◆ What you will do ◆
Substitute "x-axis-tick" for each "x-tick-label" in the listing, and give the listing again with nothing else changed.

[Records taken from a collection]
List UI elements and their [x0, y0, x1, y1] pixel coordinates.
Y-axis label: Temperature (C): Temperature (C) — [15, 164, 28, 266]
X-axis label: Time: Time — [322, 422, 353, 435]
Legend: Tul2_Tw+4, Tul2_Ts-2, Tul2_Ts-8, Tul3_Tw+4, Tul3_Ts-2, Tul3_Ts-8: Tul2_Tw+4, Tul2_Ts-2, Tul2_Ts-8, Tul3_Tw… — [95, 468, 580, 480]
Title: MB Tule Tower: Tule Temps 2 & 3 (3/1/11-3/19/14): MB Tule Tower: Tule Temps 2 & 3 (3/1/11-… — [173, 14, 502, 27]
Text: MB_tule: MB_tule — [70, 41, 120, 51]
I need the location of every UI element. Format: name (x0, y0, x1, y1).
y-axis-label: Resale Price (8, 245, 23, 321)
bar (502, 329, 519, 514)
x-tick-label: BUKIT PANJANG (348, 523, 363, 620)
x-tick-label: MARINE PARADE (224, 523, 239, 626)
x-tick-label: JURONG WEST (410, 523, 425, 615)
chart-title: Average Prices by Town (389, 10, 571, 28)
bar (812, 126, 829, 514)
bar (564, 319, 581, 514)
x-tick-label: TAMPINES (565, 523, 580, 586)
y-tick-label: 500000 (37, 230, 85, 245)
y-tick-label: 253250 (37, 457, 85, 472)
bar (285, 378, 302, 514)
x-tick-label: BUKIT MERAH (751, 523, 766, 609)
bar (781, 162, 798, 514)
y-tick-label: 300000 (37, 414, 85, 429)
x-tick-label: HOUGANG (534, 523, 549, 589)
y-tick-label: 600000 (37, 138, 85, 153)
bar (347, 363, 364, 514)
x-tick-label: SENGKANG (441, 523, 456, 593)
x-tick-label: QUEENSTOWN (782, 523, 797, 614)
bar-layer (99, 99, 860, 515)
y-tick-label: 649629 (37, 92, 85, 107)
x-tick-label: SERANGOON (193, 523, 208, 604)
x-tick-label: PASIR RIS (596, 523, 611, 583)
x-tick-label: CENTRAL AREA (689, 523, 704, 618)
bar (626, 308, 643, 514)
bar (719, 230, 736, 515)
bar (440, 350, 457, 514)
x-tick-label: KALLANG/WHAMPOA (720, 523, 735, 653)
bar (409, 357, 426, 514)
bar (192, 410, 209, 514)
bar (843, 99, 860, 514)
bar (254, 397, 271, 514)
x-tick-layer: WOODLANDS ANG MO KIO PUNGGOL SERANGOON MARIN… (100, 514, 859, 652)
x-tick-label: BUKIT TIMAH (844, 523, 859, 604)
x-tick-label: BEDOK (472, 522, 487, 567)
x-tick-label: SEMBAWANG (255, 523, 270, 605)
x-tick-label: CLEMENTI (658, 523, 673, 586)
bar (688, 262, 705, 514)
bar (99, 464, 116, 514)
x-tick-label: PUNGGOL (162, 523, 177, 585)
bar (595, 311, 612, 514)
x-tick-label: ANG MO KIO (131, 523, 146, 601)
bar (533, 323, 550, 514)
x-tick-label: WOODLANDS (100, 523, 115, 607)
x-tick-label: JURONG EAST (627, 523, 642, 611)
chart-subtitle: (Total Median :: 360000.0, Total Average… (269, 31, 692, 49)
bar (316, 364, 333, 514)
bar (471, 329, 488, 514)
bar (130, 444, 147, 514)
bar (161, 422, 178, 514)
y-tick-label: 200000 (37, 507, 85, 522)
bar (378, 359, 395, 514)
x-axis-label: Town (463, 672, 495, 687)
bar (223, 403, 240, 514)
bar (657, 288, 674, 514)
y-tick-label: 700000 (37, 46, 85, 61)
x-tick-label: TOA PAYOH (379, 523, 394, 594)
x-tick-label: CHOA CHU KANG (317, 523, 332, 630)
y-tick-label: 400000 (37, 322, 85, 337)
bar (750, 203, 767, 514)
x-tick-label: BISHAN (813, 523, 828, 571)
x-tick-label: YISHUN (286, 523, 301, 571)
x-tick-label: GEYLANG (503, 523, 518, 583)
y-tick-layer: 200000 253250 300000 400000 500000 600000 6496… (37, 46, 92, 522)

◆ Complete response ◆
List UI elements and their [x0, y0, x1, y1] pixel coordinates.
Y-axis label: Temperature (C): Temperature (C) — [15, 164, 28, 266]
X-axis label: Time: Time — [322, 422, 353, 435]
Legend: Tul2_Tw+4, Tul2_Ts-2, Tul2_Ts-8, Tul3_Tw+4, Tul3_Ts-2, Tul3_Ts-8: Tul2_Tw+4, Tul2_Ts-2, Tul2_Ts-8, Tul3_Tw… — [95, 468, 580, 480]
Title: MB Tule Tower: Tule Temps 2 & 3 (3/1/11-3/19/14): MB Tule Tower: Tule Temps 2 & 3 (3/1/11-… — [173, 14, 502, 27]
Text: MB_tule: MB_tule — [70, 41, 120, 51]
I need the location of every UI element. Format: name (x0, y0, x1, y1).
y-axis-label: Resale Price (8, 245, 23, 321)
bar (502, 329, 519, 514)
x-axis-tick: BUKIT PANJANG (348, 523, 363, 620)
x-axis-tick: MARINE PARADE (224, 523, 239, 626)
x-axis-tick: JURONG WEST (410, 523, 425, 615)
chart-title: Average Prices by Town (389, 10, 571, 28)
bar (812, 126, 829, 514)
bar (564, 319, 581, 514)
x-axis-tick: TAMPINES (565, 523, 580, 586)
y-tick-label: 500000 (37, 230, 85, 245)
y-tick-label: 253250 (37, 457, 85, 472)
bar (285, 378, 302, 514)
x-axis-tick: BUKIT MERAH (751, 523, 766, 609)
bar (781, 162, 798, 514)
y-tick-label: 300000 (37, 414, 85, 429)
x-axis-tick: HOUGANG (534, 523, 549, 589)
y-tick-label: 600000 (37, 138, 85, 153)
bar (347, 363, 364, 514)
x-axis-tick: SENGKANG (441, 523, 456, 593)
x-axis-tick: QUEENSTOWN (782, 523, 797, 614)
bar-layer (99, 99, 860, 515)
y-tick-label: 649629 (37, 92, 85, 107)
x-axis-tick: SERANGOON (193, 523, 208, 604)
x-axis-tick: PASIR RIS (596, 523, 611, 583)
x-axis-tick: CENTRAL AREA (689, 523, 704, 618)
bar (626, 308, 643, 514)
bar (719, 230, 736, 515)
bar (440, 350, 457, 514)
x-axis-tick: KALLANG/WHAMPOA (720, 523, 735, 653)
bar (409, 357, 426, 514)
bar (192, 410, 209, 514)
bar (843, 99, 860, 514)
bar (254, 397, 271, 514)
x-tick-layer: WOODLANDS ANG MO KIO PUNGGOL SERANGOON MARIN… (100, 514, 859, 652)
x-axis-tick: BUKIT TIMAH (844, 523, 859, 604)
x-axis-tick: BEDOK (472, 522, 487, 567)
x-axis-tick: SEMBAWANG (255, 523, 270, 605)
x-axis-tick: CLEMENTI (658, 523, 673, 586)
bar (688, 262, 705, 514)
bar (99, 464, 116, 514)
x-axis-tick: PUNGGOL (162, 523, 177, 585)
bar (595, 311, 612, 514)
x-axis-tick: ANG MO KIO (131, 523, 146, 601)
bar (533, 323, 550, 514)
x-axis-tick: WOODLANDS (100, 523, 115, 607)
x-axis-tick: JURONG EAST (627, 523, 642, 611)
chart-subtitle: (Total Median :: 360000.0, Total Average… (269, 31, 692, 49)
bar (316, 364, 333, 514)
bar (471, 329, 488, 514)
bar (130, 444, 147, 514)
bar (161, 422, 178, 514)
y-tick-label: 200000 (37, 507, 85, 522)
bar (378, 359, 395, 514)
x-axis-label: Town (463, 672, 495, 687)
bar (223, 403, 240, 514)
bar (657, 288, 674, 514)
y-tick-label: 700000 (37, 46, 85, 61)
x-axis-tick: TOA PAYOH (379, 523, 394, 594)
x-axis-tick: CHOA CHU KANG (317, 523, 332, 630)
y-tick-label: 400000 (37, 322, 85, 337)
bar (750, 203, 767, 514)
x-axis-tick: BISHAN (813, 523, 828, 571)
x-axis-tick: YISHUN (286, 523, 301, 571)
x-axis-tick: GEYLANG (503, 523, 518, 583)
y-tick-layer: 200000 253250 300000 400000 500000 600000 6496… (37, 46, 92, 522)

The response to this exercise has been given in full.